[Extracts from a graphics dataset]
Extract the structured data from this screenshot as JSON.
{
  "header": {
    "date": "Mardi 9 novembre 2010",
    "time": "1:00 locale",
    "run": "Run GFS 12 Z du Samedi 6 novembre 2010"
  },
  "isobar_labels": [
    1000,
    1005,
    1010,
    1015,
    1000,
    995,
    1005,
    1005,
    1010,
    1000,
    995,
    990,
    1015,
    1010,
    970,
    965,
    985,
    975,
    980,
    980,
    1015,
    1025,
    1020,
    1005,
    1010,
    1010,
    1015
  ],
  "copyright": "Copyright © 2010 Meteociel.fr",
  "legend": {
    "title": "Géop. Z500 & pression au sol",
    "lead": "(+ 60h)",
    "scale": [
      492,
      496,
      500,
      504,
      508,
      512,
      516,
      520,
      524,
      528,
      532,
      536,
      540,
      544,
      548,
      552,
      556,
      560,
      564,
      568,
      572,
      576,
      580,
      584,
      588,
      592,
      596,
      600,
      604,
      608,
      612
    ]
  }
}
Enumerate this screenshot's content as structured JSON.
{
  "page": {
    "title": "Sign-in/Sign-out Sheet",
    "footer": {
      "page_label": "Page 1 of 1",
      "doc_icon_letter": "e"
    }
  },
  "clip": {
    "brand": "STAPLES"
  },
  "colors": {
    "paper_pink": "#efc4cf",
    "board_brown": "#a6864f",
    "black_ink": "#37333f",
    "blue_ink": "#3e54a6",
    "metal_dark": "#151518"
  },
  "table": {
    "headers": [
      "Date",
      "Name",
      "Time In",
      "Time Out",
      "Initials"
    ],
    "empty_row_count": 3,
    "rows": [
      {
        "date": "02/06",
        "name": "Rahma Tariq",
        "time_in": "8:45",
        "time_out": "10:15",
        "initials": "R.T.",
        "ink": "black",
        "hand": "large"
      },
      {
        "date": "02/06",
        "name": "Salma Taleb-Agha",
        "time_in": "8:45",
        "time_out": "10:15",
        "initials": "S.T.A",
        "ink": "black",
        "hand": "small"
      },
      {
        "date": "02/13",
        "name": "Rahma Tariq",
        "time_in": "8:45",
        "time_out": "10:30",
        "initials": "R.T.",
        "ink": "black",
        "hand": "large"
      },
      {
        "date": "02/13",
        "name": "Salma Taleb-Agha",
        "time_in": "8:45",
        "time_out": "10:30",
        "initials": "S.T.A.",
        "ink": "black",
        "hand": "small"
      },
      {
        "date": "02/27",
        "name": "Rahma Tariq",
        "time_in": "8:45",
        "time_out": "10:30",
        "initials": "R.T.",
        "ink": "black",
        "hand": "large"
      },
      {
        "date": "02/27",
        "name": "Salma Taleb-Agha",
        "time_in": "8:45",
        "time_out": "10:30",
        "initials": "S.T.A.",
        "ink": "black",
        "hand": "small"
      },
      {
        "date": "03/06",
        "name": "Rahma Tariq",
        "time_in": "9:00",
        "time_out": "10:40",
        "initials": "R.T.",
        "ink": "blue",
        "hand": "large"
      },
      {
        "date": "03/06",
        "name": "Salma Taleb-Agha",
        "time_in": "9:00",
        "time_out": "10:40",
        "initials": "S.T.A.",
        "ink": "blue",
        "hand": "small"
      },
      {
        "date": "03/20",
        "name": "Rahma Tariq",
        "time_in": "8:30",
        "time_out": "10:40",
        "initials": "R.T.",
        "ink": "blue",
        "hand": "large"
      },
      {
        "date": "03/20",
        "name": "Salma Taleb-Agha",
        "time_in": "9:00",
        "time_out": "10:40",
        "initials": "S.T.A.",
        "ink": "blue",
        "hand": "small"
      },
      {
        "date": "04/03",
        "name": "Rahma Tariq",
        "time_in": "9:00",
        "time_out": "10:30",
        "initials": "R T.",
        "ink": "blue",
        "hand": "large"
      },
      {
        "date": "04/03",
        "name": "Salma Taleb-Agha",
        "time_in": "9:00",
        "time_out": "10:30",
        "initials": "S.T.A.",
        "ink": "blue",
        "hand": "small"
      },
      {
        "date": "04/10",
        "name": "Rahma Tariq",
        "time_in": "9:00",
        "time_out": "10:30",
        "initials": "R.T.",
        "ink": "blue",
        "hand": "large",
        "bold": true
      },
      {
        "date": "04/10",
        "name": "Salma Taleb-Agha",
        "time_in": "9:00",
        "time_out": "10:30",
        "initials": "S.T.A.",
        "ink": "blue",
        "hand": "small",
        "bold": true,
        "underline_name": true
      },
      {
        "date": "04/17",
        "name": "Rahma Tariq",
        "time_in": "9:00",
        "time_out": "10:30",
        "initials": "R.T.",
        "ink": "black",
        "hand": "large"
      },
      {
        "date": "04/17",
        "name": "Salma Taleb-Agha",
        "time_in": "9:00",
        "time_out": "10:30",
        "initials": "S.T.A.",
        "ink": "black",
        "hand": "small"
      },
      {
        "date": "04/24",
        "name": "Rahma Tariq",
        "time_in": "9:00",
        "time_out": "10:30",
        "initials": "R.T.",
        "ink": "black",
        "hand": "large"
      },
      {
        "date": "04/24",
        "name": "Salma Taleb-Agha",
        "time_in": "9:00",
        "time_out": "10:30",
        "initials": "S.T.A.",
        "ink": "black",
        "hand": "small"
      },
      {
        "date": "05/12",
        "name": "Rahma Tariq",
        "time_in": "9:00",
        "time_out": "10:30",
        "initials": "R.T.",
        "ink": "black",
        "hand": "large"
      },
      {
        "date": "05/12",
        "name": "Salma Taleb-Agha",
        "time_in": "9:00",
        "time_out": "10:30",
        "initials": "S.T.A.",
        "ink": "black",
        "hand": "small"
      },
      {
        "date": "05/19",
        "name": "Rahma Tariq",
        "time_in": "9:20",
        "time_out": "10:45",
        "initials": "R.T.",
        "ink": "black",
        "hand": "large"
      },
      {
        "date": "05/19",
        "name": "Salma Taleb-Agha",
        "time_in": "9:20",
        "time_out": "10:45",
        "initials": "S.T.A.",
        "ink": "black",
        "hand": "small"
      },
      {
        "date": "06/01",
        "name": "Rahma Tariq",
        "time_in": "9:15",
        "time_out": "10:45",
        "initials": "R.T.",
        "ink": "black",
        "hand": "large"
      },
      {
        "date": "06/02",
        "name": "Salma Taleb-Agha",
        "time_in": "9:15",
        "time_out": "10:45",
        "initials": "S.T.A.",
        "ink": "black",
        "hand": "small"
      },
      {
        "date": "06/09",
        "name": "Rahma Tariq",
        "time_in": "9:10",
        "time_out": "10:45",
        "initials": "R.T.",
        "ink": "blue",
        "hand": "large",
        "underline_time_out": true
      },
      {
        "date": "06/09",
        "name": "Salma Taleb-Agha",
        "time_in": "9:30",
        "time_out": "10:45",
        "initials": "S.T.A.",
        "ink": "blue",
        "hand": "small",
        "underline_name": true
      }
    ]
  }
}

**Task directions:** Output each record precisely as given.

**Exercise answer:**
Extract the structured data from this screenshot as JSON.
{
  "header": {
    "date": "Mardi 9 novembre 2010",
    "time": "1:00 locale",
    "run": "Run GFS 12 Z du Samedi 6 novembre 2010"
  },
  "isobar_labels": [
    1000,
    1005,
    1010,
    1015,
    1000,
    995,
    1005,
    1005,
    1010,
    1000,
    995,
    990,
    1015,
    1010,
    970,
    965,
    985,
    975,
    980,
    980,
    1015,
    1025,
    1020,
    1005,
    1010,
    1010,
    1015
  ],
  "copyright": "Copyright © 2010 Meteociel.fr",
  "legend": {
    "title": "Géop. Z500 & pression au sol",
    "lead": "(+ 60h)",
    "scale": [
      492,
      496,
      500,
      504,
      508,
      512,
      516,
      520,
      524,
      528,
      532,
      536,
      540,
      544,
      548,
      552,
      556,
      560,
      564,
      568,
      572,
      576,
      580,
      584,
      588,
      592,
      596,
      600,
      604,
      608,
      612
    ]
  }
}
Enumerate this screenshot's content as structured JSON.
{
  "page": {
    "title": "Sign-in/Sign-out Sheet",
    "footer": {
      "page_label": "Page 1 of 1",
      "doc_icon_letter": "e"
    }
  },
  "clip": {
    "brand": "STAPLES"
  },
  "colors": {
    "paper_pink": "#efc4cf",
    "board_brown": "#a6864f",
    "black_ink": "#37333f",
    "blue_ink": "#3e54a6",
    "metal_dark": "#151518"
  },
  "table": {
    "headers": [
      "Date",
      "Name",
      "Time In",
      "Time Out",
      "Initials"
    ],
    "empty_row_count": 3,
    "rows": [
      {
        "date": "02/06",
        "name": "Rahma Tariq",
        "time_in": "8:45",
        "time_out": "10:15",
        "initials": "R.T.",
        "ink": "black",
        "hand": "large"
      },
      {
        "date": "02/06",
        "name": "Salma Taleb-Agha",
        "time_in": "8:45",
        "time_out": "10:15",
        "initials": "S.T.A",
        "ink": "black",
        "hand": "small"
      },
      {
        "date": "02/13",
        "name": "Rahma Tariq",
        "time_in": "8:45",
        "time_out": "10:30",
        "initials": "R.T.",
        "ink": "black",
        "hand": "large"
      },
      {
        "date": "02/13",
        "name": "Salma Taleb-Agha",
        "time_in": "8:45",
        "time_out": "10:30",
        "initials": "S.T.A.",
        "ink": "black",
        "hand": "small"
      },
      {
        "date": "02/27",
        "name": "Rahma Tariq",
        "time_in": "8:45",
        "time_out": "10:30",
        "initials": "R.T.",
        "ink": "black",
        "hand": "large"
      },
      {
        "date": "02/27",
        "name": "Salma Taleb-Agha",
        "time_in": "8:45",
        "time_out": "10:30",
        "initials": "S.T.A.",
        "ink": "black",
        "hand": "small"
      },
      {
        "date": "03/06",
        "name": "Rahma Tariq",
        "time_in": "9:00",
        "time_out": "10:40",
        "initials": "R.T.",
        "ink": "blue",
        "hand": "large"
      },
      {
        "date": "03/06",
        "name": "Salma Taleb-Agha",
        "time_in": "9:00",
        "time_out": "10:40",
        "initials": "S.T.A.",
        "ink": "blue",
        "hand": "small"
      },
      {
        "date": "03/20",
        "name": "Rahma Tariq",
        "time_in": "8:30",
        "time_out": "10:40",
        "initials": "R.T.",
        "ink": "blue",
        "hand": "large"
      },
      {
        "date": "03/20",
        "name": "Salma Taleb-Agha",
        "time_in": "9:00",
        "time_out": "10:40",
        "initials": "S.T.A.",
        "ink": "blue",
        "hand": "small"
      },
      {
        "date": "04/03",
        "name": "Rahma Tariq",
        "time_in": "9:00",
        "time_out": "10:30",
        "initials": "R T.",
        "ink": "blue",
        "hand": "large"
      },
      {
        "date": "04/03",
        "name": "Salma Taleb-Agha",
        "time_in": "9:00",
        "time_out": "10:30",
        "initials": "S.T.A.",
        "ink": "blue",
        "hand": "small"
      },
      {
        "date": "04/10",
        "name": "Rahma Tariq",
        "time_in": "9:00",
        "time_out": "10:30",
        "initials": "R.T.",
        "ink": "blue",
        "hand": "large",
        "bold": true
      },
      {
        "date": "04/10",
        "name": "Salma Taleb-Agha",
        "time_in": "9:00",
        "time_out": "10:30",
        "initials": "S.T.A.",
        "ink": "blue",
        "hand": "small",
        "bold": true,
        "underline_name": true
      },
      {
        "date": "04/17",
        "name": "Rahma Tariq",
        "time_in": "9:00",
        "time_out": "10:30",
        "initials": "R.T.",
        "ink": "black",
        "hand": "large"
      },
      {
        "date": "04/17",
        "name": "Salma Taleb-Agha",
        "time_in": "9:00",
        "time_out": "10:30",
        "initials": "S.T.A.",
        "ink": "black",
        "hand": "small"
      },
      {
        "date": "04/24",
        "name": "Rahma Tariq",
        "time_in": "9:00",
        "time_out": "10:30",
        "initials": "R.T.",
        "ink": "black",
        "hand": "large"
      },
      {
        "date": "04/24",
        "name": "Salma Taleb-Agha",
        "time_in": "9:00",
        "time_out": "10:30",
        "initials": "S.T.A.",
        "ink": "black",
        "hand": "small"
      },
      {
        "date": "05/12",
        "name": "Rahma Tariq",
        "time_in": "9:00",
        "time_out": "10:30",
        "initials": "R.T.",
        "ink": "black",
        "hand": "large"
      },
      {
        "date": "05/12",
        "name": "Salma Taleb-Agha",
        "time_in": "9:00",
        "time_out": "10:30",
        "initials": "S.T.A.",
        "ink": "black",
        "hand": "small"
      },
      {
        "date": "05/19",
        "name": "Rahma Tariq",
        "time_in": "9:20",
        "time_out": "10:45",
        "initials": "R.T.",
        "ink": "black",
        "hand": "large"
      },
      {
        "date": "05/19",
        "name": "Salma Taleb-Agha",
        "time_in": "9:20",
        "time_out": "10:45",
        "initials": "S.T.A.",
        "ink": "black",
        "hand": "small"
      },
      {
        "date": "06/01",
        "name": "Rahma Tariq",
        "time_in": "9:15",
        "time_out": "10:45",
        "initials": "R.T.",
        "ink": "black",
        "hand": "large"
      },
      {
        "date": "06/02",
        "name": "Salma Taleb-Agha",
        "time_in": "9:15",
        "time_out": "10:45",
        "initials": "S.T.A.",
        "ink": "black",
        "hand": "small"
      },
      {
        "date": "06/09",
        "name": "Rahma Tariq",
        "time_in": "9:10",
        "time_out": "10:45",
        "initials": "R.T.",
        "ink": "blue",
        "hand": "large",
        "underline_time_out": true
      },
      {
        "date": "06/09",
        "name": "Salma Taleb-Agha",
        "time_in": "9:30",
        "time_out": "10:45",
        "initials": "S.T.A.",
        "ink": "blue",
        "hand": "small",
        "underline_name": true
      }
    ]
  }
}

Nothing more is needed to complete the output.